Document content entries:
━━━━━━━━
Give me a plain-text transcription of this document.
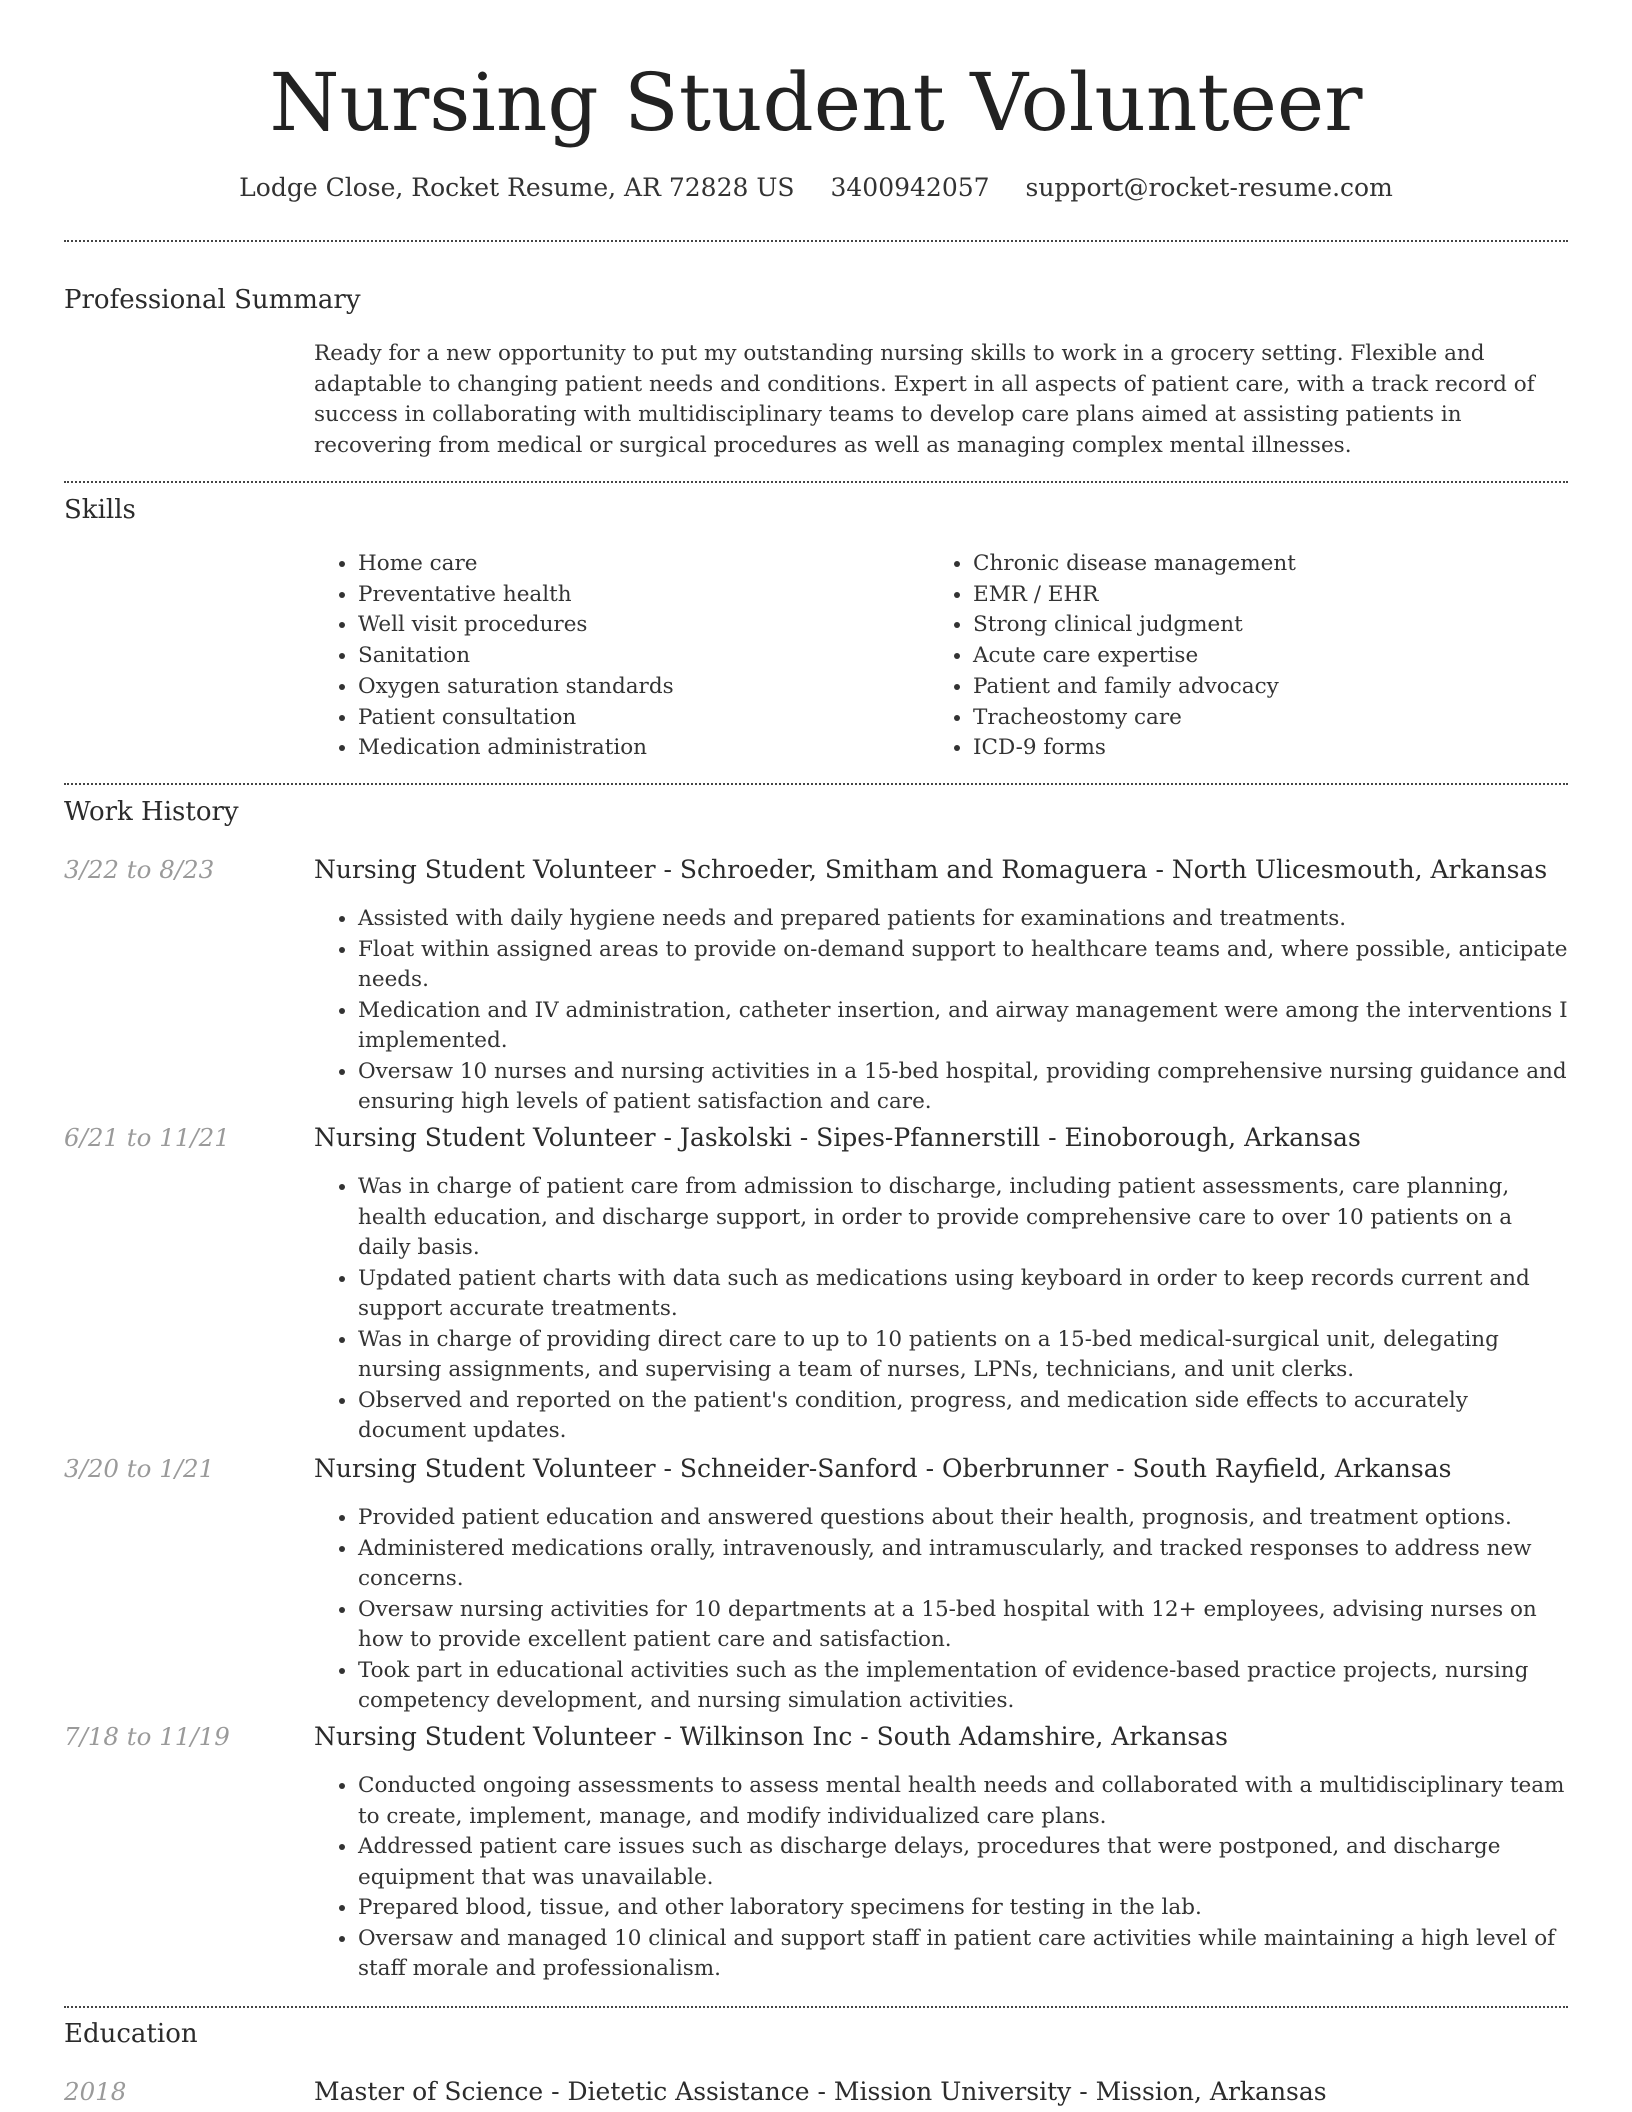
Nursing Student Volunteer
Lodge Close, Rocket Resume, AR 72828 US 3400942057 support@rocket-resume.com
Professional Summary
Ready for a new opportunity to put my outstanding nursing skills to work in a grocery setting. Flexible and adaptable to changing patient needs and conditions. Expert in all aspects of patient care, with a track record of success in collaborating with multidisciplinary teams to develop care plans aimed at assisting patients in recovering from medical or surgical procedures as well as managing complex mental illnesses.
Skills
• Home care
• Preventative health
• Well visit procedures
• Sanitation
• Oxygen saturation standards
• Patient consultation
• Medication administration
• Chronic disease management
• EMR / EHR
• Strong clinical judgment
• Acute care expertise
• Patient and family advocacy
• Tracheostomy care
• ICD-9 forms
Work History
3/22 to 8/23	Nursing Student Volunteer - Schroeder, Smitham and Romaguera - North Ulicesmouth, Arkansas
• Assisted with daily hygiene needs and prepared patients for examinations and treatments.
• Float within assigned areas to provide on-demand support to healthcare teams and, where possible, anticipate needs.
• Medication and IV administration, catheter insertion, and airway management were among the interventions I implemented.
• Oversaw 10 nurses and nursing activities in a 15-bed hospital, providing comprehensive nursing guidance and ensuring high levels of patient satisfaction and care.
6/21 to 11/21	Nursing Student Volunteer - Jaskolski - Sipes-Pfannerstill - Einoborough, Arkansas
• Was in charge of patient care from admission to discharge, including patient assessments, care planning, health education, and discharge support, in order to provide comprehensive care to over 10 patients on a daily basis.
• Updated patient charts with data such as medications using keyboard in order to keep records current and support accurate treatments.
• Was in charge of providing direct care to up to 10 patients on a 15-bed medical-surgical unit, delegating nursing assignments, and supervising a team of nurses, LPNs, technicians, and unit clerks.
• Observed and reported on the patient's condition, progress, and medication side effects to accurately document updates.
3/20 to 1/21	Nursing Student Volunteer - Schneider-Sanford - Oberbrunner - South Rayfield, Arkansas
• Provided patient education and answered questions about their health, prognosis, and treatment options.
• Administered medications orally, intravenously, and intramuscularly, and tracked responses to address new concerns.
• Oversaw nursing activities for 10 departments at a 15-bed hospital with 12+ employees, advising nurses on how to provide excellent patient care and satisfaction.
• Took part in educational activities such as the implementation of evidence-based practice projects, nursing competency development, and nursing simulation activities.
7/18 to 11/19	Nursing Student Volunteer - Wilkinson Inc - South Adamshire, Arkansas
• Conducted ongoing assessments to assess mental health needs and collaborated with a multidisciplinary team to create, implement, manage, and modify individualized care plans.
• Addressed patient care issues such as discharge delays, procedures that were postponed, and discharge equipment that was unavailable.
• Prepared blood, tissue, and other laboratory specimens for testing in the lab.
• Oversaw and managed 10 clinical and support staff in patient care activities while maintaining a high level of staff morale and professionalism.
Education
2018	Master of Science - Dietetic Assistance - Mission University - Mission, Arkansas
━━━━━━━━
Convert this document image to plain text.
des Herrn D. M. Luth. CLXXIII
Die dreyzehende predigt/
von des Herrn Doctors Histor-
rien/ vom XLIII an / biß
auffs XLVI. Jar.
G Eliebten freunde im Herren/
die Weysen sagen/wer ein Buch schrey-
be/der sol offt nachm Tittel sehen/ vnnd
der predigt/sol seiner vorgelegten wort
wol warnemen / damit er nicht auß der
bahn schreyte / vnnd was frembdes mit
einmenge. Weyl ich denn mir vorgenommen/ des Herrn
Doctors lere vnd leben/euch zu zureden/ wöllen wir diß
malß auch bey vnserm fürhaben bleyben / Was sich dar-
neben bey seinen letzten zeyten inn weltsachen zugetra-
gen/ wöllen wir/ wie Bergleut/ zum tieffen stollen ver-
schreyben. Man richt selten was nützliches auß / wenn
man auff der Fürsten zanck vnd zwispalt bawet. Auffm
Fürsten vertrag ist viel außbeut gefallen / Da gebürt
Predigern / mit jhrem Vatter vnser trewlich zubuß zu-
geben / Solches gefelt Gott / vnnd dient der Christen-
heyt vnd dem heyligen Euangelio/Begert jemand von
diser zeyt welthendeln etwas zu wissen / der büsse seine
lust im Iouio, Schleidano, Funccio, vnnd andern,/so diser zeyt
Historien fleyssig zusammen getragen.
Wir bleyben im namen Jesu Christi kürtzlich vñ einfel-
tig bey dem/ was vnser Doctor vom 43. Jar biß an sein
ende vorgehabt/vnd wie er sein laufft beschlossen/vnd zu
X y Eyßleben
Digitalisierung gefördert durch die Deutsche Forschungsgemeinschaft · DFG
━━━━━━━━
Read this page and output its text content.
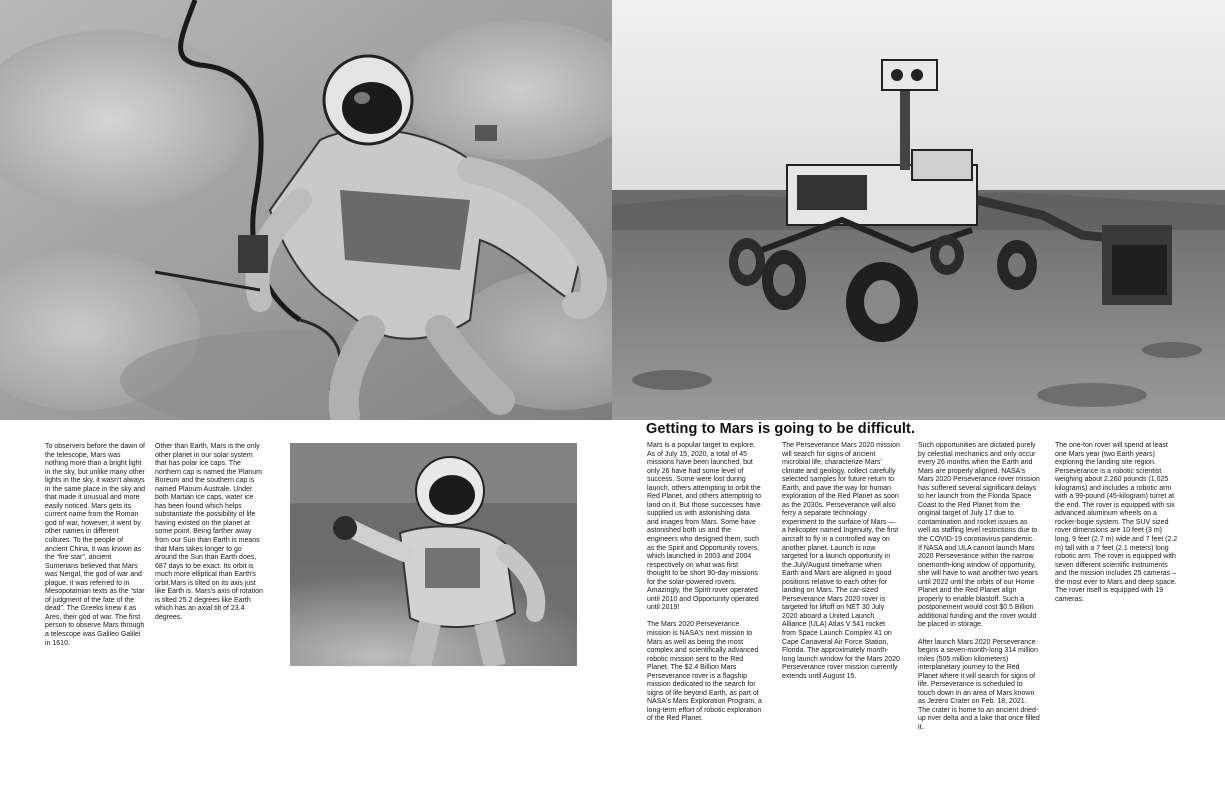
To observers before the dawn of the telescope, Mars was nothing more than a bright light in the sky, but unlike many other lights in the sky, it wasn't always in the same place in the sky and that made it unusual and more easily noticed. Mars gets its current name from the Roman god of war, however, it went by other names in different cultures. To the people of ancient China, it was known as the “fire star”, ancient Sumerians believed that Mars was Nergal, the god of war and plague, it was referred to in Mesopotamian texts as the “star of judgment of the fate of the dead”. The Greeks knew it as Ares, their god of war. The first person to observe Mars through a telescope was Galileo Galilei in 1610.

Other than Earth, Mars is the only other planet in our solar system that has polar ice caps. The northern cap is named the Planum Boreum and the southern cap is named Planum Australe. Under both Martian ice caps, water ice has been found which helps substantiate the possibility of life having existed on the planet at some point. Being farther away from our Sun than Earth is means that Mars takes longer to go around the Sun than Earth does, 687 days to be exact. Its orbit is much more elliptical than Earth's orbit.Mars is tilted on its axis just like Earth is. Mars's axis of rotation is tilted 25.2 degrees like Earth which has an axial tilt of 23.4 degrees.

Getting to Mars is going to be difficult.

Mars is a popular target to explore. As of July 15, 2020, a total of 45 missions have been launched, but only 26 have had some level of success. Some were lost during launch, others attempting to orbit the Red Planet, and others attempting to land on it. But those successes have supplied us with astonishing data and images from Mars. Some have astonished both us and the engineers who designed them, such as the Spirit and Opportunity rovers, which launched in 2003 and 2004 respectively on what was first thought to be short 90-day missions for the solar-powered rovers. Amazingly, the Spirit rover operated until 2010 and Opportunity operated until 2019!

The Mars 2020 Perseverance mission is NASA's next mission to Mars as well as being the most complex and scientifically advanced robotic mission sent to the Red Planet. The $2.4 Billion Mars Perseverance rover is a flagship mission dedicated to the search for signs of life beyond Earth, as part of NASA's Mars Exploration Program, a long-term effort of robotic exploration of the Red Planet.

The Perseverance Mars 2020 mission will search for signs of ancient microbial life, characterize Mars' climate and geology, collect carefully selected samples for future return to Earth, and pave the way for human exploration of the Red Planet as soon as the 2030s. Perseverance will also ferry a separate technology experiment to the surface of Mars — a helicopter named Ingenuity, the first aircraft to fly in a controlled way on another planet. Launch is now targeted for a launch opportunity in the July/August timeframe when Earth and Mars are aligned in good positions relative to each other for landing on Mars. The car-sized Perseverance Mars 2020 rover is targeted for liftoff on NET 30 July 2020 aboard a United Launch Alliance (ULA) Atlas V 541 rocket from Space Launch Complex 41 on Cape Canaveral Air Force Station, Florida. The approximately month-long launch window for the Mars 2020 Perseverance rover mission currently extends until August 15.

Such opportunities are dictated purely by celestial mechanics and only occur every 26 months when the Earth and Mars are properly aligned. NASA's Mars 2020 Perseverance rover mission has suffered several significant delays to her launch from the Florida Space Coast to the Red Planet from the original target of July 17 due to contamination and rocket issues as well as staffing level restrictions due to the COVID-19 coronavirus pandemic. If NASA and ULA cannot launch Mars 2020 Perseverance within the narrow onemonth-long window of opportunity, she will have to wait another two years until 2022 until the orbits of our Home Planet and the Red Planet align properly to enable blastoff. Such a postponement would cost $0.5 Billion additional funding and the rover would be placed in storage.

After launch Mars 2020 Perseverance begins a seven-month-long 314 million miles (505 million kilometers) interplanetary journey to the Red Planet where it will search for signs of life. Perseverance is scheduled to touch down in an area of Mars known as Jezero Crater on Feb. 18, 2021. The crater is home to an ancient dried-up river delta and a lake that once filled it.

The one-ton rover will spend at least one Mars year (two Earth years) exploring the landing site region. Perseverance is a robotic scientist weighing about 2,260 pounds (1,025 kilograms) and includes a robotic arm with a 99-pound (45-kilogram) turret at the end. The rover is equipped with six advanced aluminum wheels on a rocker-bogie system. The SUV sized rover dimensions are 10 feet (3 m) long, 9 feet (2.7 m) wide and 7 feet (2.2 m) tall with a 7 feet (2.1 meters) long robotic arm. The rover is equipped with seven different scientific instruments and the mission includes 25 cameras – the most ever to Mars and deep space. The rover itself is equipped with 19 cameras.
━━━━━━━━
PROBLEM: Only a number should be given: the count of lines above that contain the word "assessments".

RESULT OF THE TASK: 2